◆ **PROBLEM DESCRIPTION**:
Below are some records. Pull every line that contains the word "ἀμπελουργός".

◆ **EXTRACTED INFORMATION**:
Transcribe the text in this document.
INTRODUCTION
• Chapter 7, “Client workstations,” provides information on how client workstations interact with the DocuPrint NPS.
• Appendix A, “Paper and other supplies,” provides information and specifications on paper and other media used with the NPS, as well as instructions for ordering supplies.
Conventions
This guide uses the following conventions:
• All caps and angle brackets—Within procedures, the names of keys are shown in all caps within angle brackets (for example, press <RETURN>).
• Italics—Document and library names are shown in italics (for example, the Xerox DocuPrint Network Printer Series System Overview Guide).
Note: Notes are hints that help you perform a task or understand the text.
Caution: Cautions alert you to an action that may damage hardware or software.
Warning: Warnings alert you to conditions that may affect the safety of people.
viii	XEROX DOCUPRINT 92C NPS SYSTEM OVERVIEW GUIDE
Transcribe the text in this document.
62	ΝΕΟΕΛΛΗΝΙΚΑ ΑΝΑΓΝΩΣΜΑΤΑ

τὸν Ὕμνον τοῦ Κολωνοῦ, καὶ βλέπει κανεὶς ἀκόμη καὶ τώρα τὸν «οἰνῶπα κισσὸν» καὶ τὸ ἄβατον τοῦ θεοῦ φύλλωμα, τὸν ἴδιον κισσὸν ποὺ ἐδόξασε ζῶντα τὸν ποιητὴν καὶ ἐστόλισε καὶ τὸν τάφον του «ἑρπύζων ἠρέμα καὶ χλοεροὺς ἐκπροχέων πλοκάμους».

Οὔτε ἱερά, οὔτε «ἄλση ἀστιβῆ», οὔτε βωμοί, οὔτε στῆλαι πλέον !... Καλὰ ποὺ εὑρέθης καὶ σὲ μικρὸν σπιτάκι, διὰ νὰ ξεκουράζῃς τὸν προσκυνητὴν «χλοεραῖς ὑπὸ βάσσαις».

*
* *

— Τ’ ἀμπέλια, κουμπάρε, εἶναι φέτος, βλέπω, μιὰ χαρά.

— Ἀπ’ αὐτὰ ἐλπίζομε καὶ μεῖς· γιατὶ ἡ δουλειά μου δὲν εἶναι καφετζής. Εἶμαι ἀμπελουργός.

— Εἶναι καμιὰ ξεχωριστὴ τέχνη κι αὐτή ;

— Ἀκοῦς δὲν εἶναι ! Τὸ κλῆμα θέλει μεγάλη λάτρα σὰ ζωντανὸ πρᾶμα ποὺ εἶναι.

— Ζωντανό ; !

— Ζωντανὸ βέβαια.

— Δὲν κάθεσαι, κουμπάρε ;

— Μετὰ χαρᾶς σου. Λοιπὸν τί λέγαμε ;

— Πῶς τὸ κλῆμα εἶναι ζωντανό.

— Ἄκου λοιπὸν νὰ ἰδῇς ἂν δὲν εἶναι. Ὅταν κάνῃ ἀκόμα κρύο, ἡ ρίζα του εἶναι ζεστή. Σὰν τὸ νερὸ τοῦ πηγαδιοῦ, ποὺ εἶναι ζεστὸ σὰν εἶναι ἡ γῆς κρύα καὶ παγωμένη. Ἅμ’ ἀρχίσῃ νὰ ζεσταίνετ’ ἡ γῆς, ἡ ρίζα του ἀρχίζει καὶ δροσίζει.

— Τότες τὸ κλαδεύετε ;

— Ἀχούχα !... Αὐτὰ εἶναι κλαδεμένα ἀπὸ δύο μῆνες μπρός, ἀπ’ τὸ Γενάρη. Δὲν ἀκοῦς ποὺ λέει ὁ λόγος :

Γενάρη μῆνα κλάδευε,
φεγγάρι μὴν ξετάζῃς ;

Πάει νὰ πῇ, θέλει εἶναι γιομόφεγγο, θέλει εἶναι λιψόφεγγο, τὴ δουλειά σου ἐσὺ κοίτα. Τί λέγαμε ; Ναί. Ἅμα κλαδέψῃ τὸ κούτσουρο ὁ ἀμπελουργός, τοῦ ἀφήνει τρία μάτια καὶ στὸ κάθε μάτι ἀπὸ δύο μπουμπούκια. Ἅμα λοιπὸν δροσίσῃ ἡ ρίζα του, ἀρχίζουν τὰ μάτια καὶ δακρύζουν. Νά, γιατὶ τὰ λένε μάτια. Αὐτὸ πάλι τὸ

◆ **TASK ANSWER**:
— Ἀπ’ αὐτὰ ἐλπίζομε καὶ μεῖς· γιατὶ ἡ δουλειά μου δὲν εἶναι καφετζής. Εἶμαι ἀμπελουργός.
Πάει νὰ πῇ, θέλει εἶναι γιομόφεγγο, θέλει εἶναι λιψόφεγγο, τὴ δουλειά σου ἐσὺ κοίτα. Τί λέγαμε ; Ναί. Ἅμα κλαδέψῃ τὸ κούτσουρο ὁ ἀμπελουργός, τοῦ ἀφήνει τρία μάτια καὶ στὸ κάθε μάτι ἀπὸ δύο μπουμπούκια. Ἅμα λοιπὸν δροσίσῃ ἡ ρίζα του, ἀρχίζουν τὰ μάτια καὶ δακρύζουν. Νά, γιατὶ τὰ λένε μάτια. Αὐτὸ πάλι τὸ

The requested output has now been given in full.